## [EXERCISE INSTRUCTIONS]
Copy out all the lines exactly. Omit pictures.

(Figure contents as structured data)
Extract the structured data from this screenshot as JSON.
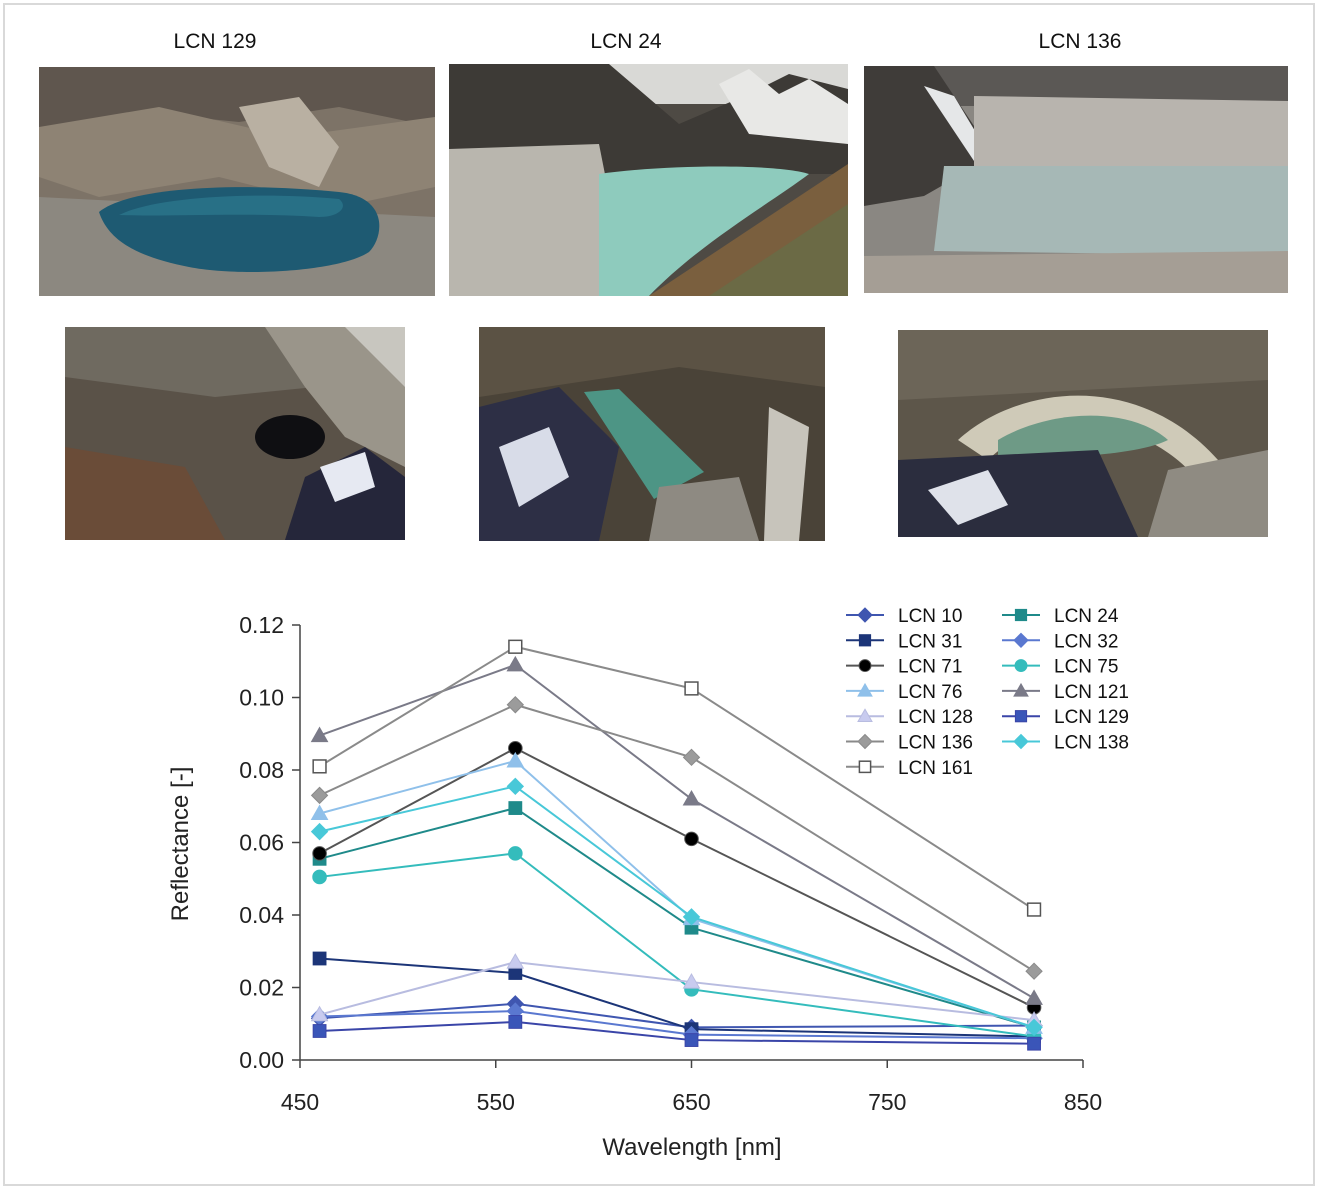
{
  "photos": {
    "titles": [
      "LCN 129",
      "LCN 24",
      "LCN 136"
    ]
  },
  "colors": {
    "lcn129_water": "#1e5a72",
    "lcn24_water": "#8ecbbd",
    "lcn136_water": "#a6b8b6"
  },
  "chart_data": {
    "type": "line",
    "xlabel": "Wavelength [nm]",
    "ylabel": "Reflectance [-]",
    "xlim": [
      450,
      850
    ],
    "ylim": [
      0,
      0.12
    ],
    "xticks": [
      "450",
      "550",
      "650",
      "750",
      "850"
    ],
    "yticks": [
      "0.00",
      "0.02",
      "0.04",
      "0.06",
      "0.08",
      "0.10",
      "0.12"
    ],
    "x": [
      460,
      560,
      650,
      825
    ],
    "legend_position": "top-right",
    "grid": false,
    "series": [
      {
        "name": "LCN 10",
        "values": [
          0.0115,
          0.0155,
          0.009,
          0.0095
        ],
        "color": "#3f56b0",
        "marker": "diamond",
        "fill": "#3f56b0"
      },
      {
        "name": "LCN 24",
        "values": [
          0.0555,
          0.0695,
          0.0365,
          0.009
        ],
        "color": "#1f8a8a",
        "marker": "square",
        "fill": "#1f8a8a"
      },
      {
        "name": "LCN 31",
        "values": [
          0.028,
          0.024,
          0.0085,
          0.0065
        ],
        "color": "#1c3578",
        "marker": "square",
        "fill": "#1c3578"
      },
      {
        "name": "LCN 32",
        "values": [
          0.012,
          0.0135,
          0.007,
          0.006
        ],
        "color": "#5a78d0",
        "marker": "diamond",
        "fill": "#5a78d0"
      },
      {
        "name": "LCN 71",
        "values": [
          0.057,
          0.086,
          0.061,
          0.0145
        ],
        "color": "#555555",
        "marker": "circle",
        "fill": "#000000"
      },
      {
        "name": "LCN 75",
        "values": [
          0.0505,
          0.057,
          0.0195,
          0.0065
        ],
        "color": "#34bcbc",
        "marker": "circle",
        "fill": "#34bcbc"
      },
      {
        "name": "LCN 76",
        "values": [
          0.068,
          0.0825,
          0.039,
          0.009
        ],
        "color": "#8fc0ea",
        "marker": "triangle",
        "fill": "#8fc0ea"
      },
      {
        "name": "LCN 121",
        "values": [
          0.0895,
          0.109,
          0.072,
          0.017
        ],
        "color": "#7a7a88",
        "marker": "triangle",
        "fill": "#7a7a88"
      },
      {
        "name": "LCN 128",
        "values": [
          0.0125,
          0.027,
          0.0215,
          0.011
        ],
        "color": "#b8bce0",
        "marker": "triangle",
        "fill": "#c8cbef"
      },
      {
        "name": "LCN 129",
        "values": [
          0.008,
          0.0105,
          0.0055,
          0.0045
        ],
        "color": "#3a45a8",
        "marker": "square",
        "fill": "#3a55b8"
      },
      {
        "name": "LCN 136",
        "values": [
          0.073,
          0.098,
          0.0835,
          0.0245
        ],
        "color": "#8a8a8a",
        "marker": "diamond",
        "fill": "#9b9b9b"
      },
      {
        "name": "LCN 138",
        "values": [
          0.063,
          0.0755,
          0.0395,
          0.009
        ],
        "color": "#48c8d8",
        "marker": "diamond",
        "fill": "#48c8d8"
      },
      {
        "name": "LCN 161",
        "values": [
          0.081,
          0.114,
          0.1025,
          0.0415
        ],
        "color": "#8a8a8a",
        "marker": "square-open",
        "fill": "#ffffff"
      }
    ]
  }
}
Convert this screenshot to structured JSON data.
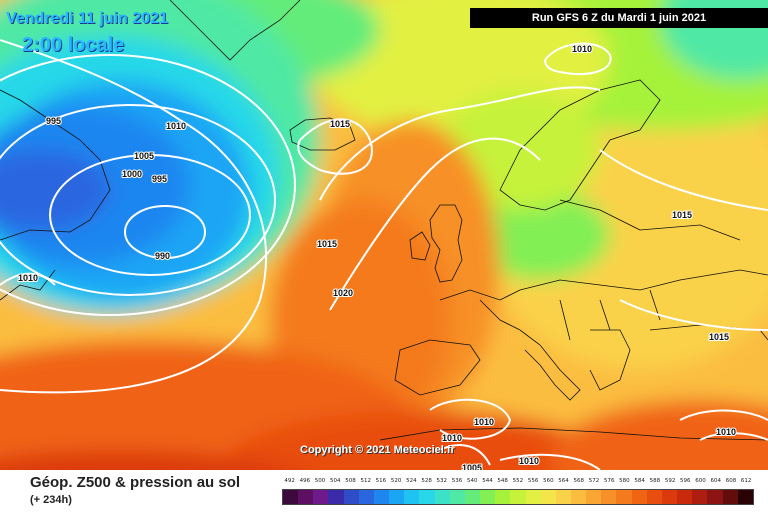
{
  "header": {
    "date": "Vendredi 11 juin 2021",
    "local_time": "2:00 locale",
    "run": "Run GFS 6 Z du Mardi 1 juin 2021"
  },
  "copyright": "Copyright © 2021 Meteociel.fr",
  "footer": {
    "product": "Géop. Z500 & pression au sol",
    "lead_time": "(+ 234h)"
  },
  "isobar_labels": [
    "995",
    "1010",
    "1005",
    "1000",
    "995",
    "990",
    "1015",
    "1015",
    "1020",
    "1010",
    "1010",
    "1015",
    "1015",
    "1010",
    "1010",
    "1010",
    "1005",
    "1010"
  ],
  "legend": {
    "values": [
      "492",
      "496",
      "500",
      "504",
      "508",
      "512",
      "516",
      "520",
      "524",
      "528",
      "532",
      "536",
      "540",
      "544",
      "548",
      "552",
      "556",
      "560",
      "564",
      "568",
      "572",
      "576",
      "580",
      "584",
      "588",
      "592",
      "596",
      "600",
      "604",
      "608",
      "612"
    ],
    "colors": [
      "#3d0a3d",
      "#5c0f63",
      "#6f1a8c",
      "#3b2ba8",
      "#2f4cc9",
      "#2a66e0",
      "#1f86f0",
      "#1ba5f5",
      "#20c2f2",
      "#28d8e8",
      "#3be2c8",
      "#4fe8a4",
      "#63ec7a",
      "#82ef55",
      "#a6f23b",
      "#c6f23a",
      "#e2f043",
      "#f4e64a",
      "#fad24a",
      "#fbbd3f",
      "#f9a634",
      "#f79028",
      "#f47a1e",
      "#f06414",
      "#e84e0e",
      "#dc3a0c",
      "#c92a0c",
      "#ad1e10",
      "#8c1412",
      "#620c0c",
      "#2a0404"
    ]
  }
}
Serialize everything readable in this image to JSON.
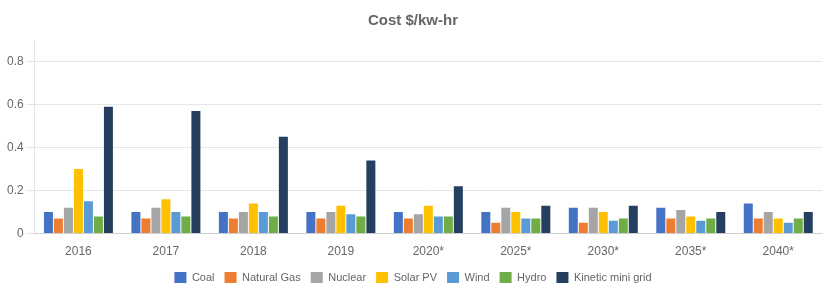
{
  "chart_data": {
    "type": "bar",
    "title": "Cost $/kw-hr",
    "categories": [
      "2016",
      "2017",
      "2018",
      "2019",
      "2020*",
      "2025*",
      "2030*",
      "2035*",
      "2040*"
    ],
    "series": [
      {
        "name": "Coal",
        "color": "#4472C4",
        "values": [
          0.1,
          0.1,
          0.1,
          0.1,
          0.1,
          0.1,
          0.12,
          0.12,
          0.14
        ]
      },
      {
        "name": "Natural Gas",
        "color": "#ED7D31",
        "values": [
          0.07,
          0.07,
          0.07,
          0.07,
          0.07,
          0.05,
          0.05,
          0.07,
          0.07
        ]
      },
      {
        "name": "Nuclear",
        "color": "#A5A5A5",
        "values": [
          0.12,
          0.12,
          0.1,
          0.1,
          0.09,
          0.12,
          0.12,
          0.11,
          0.1
        ]
      },
      {
        "name": "Solar PV",
        "color": "#FFC000",
        "values": [
          0.3,
          0.16,
          0.14,
          0.13,
          0.13,
          0.1,
          0.1,
          0.08,
          0.07
        ]
      },
      {
        "name": "Wind",
        "color": "#5B9BD5",
        "values": [
          0.15,
          0.1,
          0.1,
          0.09,
          0.08,
          0.07,
          0.06,
          0.06,
          0.05
        ]
      },
      {
        "name": "Hydro",
        "color": "#70AD47",
        "values": [
          0.08,
          0.08,
          0.08,
          0.08,
          0.08,
          0.07,
          0.07,
          0.07,
          0.07
        ]
      },
      {
        "name": "Kinetic mini grid",
        "color": "#243F60",
        "values": [
          0.59,
          0.57,
          0.45,
          0.34,
          0.22,
          0.13,
          0.13,
          0.1,
          0.1
        ]
      }
    ],
    "ylim": [
      0,
      0.9
    ],
    "yticks": [
      0,
      0.2,
      0.4,
      0.6,
      0.8
    ],
    "grid": true,
    "legend": "bottom"
  }
}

## [EXPECTED ANSWER]
Extract the structured data from this screenshot as JSON.
{
  "photos": {
    "titles": [
      "LCN 129",
      "LCN 24",
      "LCN 136"
    ]
  },
  "colors": {
    "lcn129_water": "#1e5a72",
    "lcn24_water": "#8ecbbd",
    "lcn136_water": "#a6b8b6"
  },
  "chart_data": {
    "type": "line",
    "xlabel": "Wavelength [nm]",
    "ylabel": "Reflectance [-]",
    "xlim": [
      450,
      850
    ],
    "ylim": [
      0,
      0.12
    ],
    "xticks": [
      "450",
      "550",
      "650",
      "750",
      "850"
    ],
    "yticks": [
      "0.00",
      "0.02",
      "0.04",
      "0.06",
      "0.08",
      "0.10",
      "0.12"
    ],
    "x": [
      460,
      560,
      650,
      825
    ],
    "legend_position": "top-right",
    "grid": false,
    "series": [
      {
        "name": "LCN 10",
        "values": [
          0.0115,
          0.0155,
          0.009,
          0.0095
        ],
        "color": "#3f56b0",
        "marker": "diamond",
        "fill": "#3f56b0"
      },
      {
        "name": "LCN 24",
        "values": [
          0.0555,
          0.0695,
          0.0365,
          0.009
        ],
        "color": "#1f8a8a",
        "marker": "square",
        "fill": "#1f8a8a"
      },
      {
        "name": "LCN 31",
        "values": [
          0.028,
          0.024,
          0.0085,
          0.0065
        ],
        "color": "#1c3578",
        "marker": "square",
        "fill": "#1c3578"
      },
      {
        "name": "LCN 32",
        "values": [
          0.012,
          0.0135,
          0.007,
          0.006
        ],
        "color": "#5a78d0",
        "marker": "diamond",
        "fill": "#5a78d0"
      },
      {
        "name": "LCN 71",
        "values": [
          0.057,
          0.086,
          0.061,
          0.0145
        ],
        "color": "#555555",
        "marker": "circle",
        "fill": "#000000"
      },
      {
        "name": "LCN 75",
        "values": [
          0.0505,
          0.057,
          0.0195,
          0.0065
        ],
        "color": "#34bcbc",
        "marker": "circle",
        "fill": "#34bcbc"
      },
      {
        "name": "LCN 76",
        "values": [
          0.068,
          0.0825,
          0.039,
          0.009
        ],
        "color": "#8fc0ea",
        "marker": "triangle",
        "fill": "#8fc0ea"
      },
      {
        "name": "LCN 121",
        "values": [
          0.0895,
          0.109,
          0.072,
          0.017
        ],
        "color": "#7a7a88",
        "marker": "triangle",
        "fill": "#7a7a88"
      },
      {
        "name": "LCN 128",
        "values": [
          0.0125,
          0.027,
          0.0215,
          0.011
        ],
        "color": "#b8bce0",
        "marker": "triangle",
        "fill": "#c8cbef"
      },
      {
        "name": "LCN 129",
        "values": [
          0.008,
          0.0105,
          0.0055,
          0.0045
        ],
        "color": "#3a45a8",
        "marker": "square",
        "fill": "#3a55b8"
      },
      {
        "name": "LCN 136",
        "values": [
          0.073,
          0.098,
          0.0835,
          0.0245
        ],
        "color": "#8a8a8a",
        "marker": "diamond",
        "fill": "#9b9b9b"
      },
      {
        "name": "LCN 138",
        "values": [
          0.063,
          0.0755,
          0.0395,
          0.009
        ],
        "color": "#48c8d8",
        "marker": "diamond",
        "fill": "#48c8d8"
      },
      {
        "name": "LCN 161",
        "values": [
          0.081,
          0.114,
          0.1025,
          0.0415
        ],
        "color": "#8a8a8a",
        "marker": "square-open",
        "fill": "#ffffff"
      }
    ]
  }
}
Convert this screenshot to structured JSON data.
{
  "header": {
    "date": "Vendredi 11 juin 2021",
    "local_time": "2:00 locale",
    "run": "Run GFS 6 Z du Mardi 1 juin 2021"
  },
  "copyright": "Copyright © 2021 Meteociel.fr",
  "footer": {
    "product": "Géop. Z500 & pression au sol",
    "lead_time": "(+ 234h)"
  },
  "isobar_labels": [
    "995",
    "1010",
    "1005",
    "1000",
    "995",
    "990",
    "1015",
    "1015",
    "1020",
    "1010",
    "1010",
    "1015",
    "1015",
    "1010",
    "1010",
    "1010",
    "1005",
    "1010"
  ],
  "legend": {
    "values": [
      "492",
      "496",
      "500",
      "504",
      "508",
      "512",
      "516",
      "520",
      "524",
      "528",
      "532",
      "536",
      "540",
      "544",
      "548",
      "552",
      "556",
      "560",
      "564",
      "568",
      "572",
      "576",
      "580",
      "584",
      "588",
      "592",
      "596",
      "600",
      "604",
      "608",
      "612"
    ],
    "colors": [
      "#3d0a3d",
      "#5c0f63",
      "#6f1a8c",
      "#3b2ba8",
      "#2f4cc9",
      "#2a66e0",
      "#1f86f0",
      "#1ba5f5",
      "#20c2f2",
      "#28d8e8",
      "#3be2c8",
      "#4fe8a4",
      "#63ec7a",
      "#82ef55",
      "#a6f23b",
      "#c6f23a",
      "#e2f043",
      "#f4e64a",
      "#fad24a",
      "#fbbd3f",
      "#f9a634",
      "#f79028",
      "#f47a1e",
      "#f06414",
      "#e84e0e",
      "#dc3a0c",
      "#c92a0c",
      "#ad1e10",
      "#8c1412",
      "#620c0c",
      "#2a0404"
    ]
  }
}
Serialize everything readable in this image to JSON.
{
  "chart_data": {
    "type": "bar",
    "title": "Cost $/kw-hr",
    "categories": [
      "2016",
      "2017",
      "2018",
      "2019",
      "2020*",
      "2025*",
      "2030*",
      "2035*",
      "2040*"
    ],
    "series": [
      {
        "name": "Coal",
        "color": "#4472C4",
        "values": [
          0.1,
          0.1,
          0.1,
          0.1,
          0.1,
          0.1,
          0.12,
          0.12,
          0.14
        ]
      },
      {
        "name": "Natural Gas",
        "color": "#ED7D31",
        "values": [
          0.07,
          0.07,
          0.07,
          0.07,
          0.07,
          0.05,
          0.05,
          0.07,
          0.07
        ]
      },
      {
        "name": "Nuclear",
        "color": "#A5A5A5",
        "values": [
          0.12,
          0.12,
          0.1,
          0.1,
          0.09,
          0.12,
          0.12,
          0.11,
          0.1
        ]
      },
      {
        "name": "Solar PV",
        "color": "#FFC000",
        "values": [
          0.3,
          0.16,
          0.14,
          0.13,
          0.13,
          0.1,
          0.1,
          0.08,
          0.07
        ]
      },
      {
        "name": "Wind",
        "color": "#5B9BD5",
        "values": [
          0.15,
          0.1,
          0.1,
          0.09,
          0.08,
          0.07,
          0.06,
          0.06,
          0.05
        ]
      },
      {
        "name": "Hydro",
        "color": "#70AD47",
        "values": [
          0.08,
          0.08,
          0.08,
          0.08,
          0.08,
          0.07,
          0.07,
          0.07,
          0.07
        ]
      },
      {
        "name": "Kinetic mini grid",
        "color": "#243F60",
        "values": [
          0.59,
          0.57,
          0.45,
          0.34,
          0.22,
          0.13,
          0.13,
          0.1,
          0.1
        ]
      }
    ],
    "ylim": [
      0,
      0.9
    ],
    "yticks": [
      0,
      0.2,
      0.4,
      0.6,
      0.8
    ],
    "grid": true,
    "legend": "bottom"
  }
}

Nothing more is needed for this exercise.